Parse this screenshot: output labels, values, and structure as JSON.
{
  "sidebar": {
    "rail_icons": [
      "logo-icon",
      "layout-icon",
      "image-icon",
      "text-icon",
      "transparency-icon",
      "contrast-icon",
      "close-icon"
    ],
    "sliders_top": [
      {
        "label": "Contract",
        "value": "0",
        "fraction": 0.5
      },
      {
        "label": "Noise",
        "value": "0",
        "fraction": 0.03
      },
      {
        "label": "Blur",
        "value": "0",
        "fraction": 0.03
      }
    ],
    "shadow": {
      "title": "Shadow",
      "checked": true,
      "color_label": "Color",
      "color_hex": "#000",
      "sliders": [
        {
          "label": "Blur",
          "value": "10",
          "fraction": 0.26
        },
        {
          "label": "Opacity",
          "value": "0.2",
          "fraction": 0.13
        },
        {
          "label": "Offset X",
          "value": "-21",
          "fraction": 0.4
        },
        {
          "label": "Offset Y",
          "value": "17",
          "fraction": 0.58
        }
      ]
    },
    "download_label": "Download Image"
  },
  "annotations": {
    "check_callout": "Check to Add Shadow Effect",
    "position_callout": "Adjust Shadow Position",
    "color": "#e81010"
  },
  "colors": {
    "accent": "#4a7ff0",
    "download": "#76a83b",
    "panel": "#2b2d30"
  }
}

:::::

Reproduce the data in full, exactly as presented.

• **EXPECTED OUTPUT**
Parse this screenshot: output labels, values, and structure as JSON.
{
  "sidebar": {
    "rail_icons": [
      "logo-icon",
      "layout-icon",
      "image-icon",
      "text-icon",
      "transparency-icon",
      "contrast-icon",
      "close-icon"
    ],
    "sliders_top": [
      {
        "label": "Contract",
        "value": "0",
        "fraction": 0.5
      },
      {
        "label": "Noise",
        "value": "0",
        "fraction": 0.03
      },
      {
        "label": "Blur",
        "value": "0",
        "fraction": 0.03
      }
    ],
    "shadow": {
      "title": "Shadow",
      "checked": true,
      "color_label": "Color",
      "color_hex": "#000",
      "sliders": [
        {
          "label": "Blur",
          "value": "10",
          "fraction": 0.26
        },
        {
          "label": "Opacity",
          "value": "0.2",
          "fraction": 0.13
        },
        {
          "label": "Offset X",
          "value": "-21",
          "fraction": 0.4
        },
        {
          "label": "Offset Y",
          "value": "17",
          "fraction": 0.58
        }
      ]
    },
    "download_label": "Download Image"
  },
  "annotations": {
    "check_callout": "Check to Add Shadow Effect",
    "position_callout": "Adjust Shadow Position",
    "color": "#e81010"
  },
  "colors": {
    "accent": "#4a7ff0",
    "download": "#76a83b",
    "panel": "#2b2d30"
  }
}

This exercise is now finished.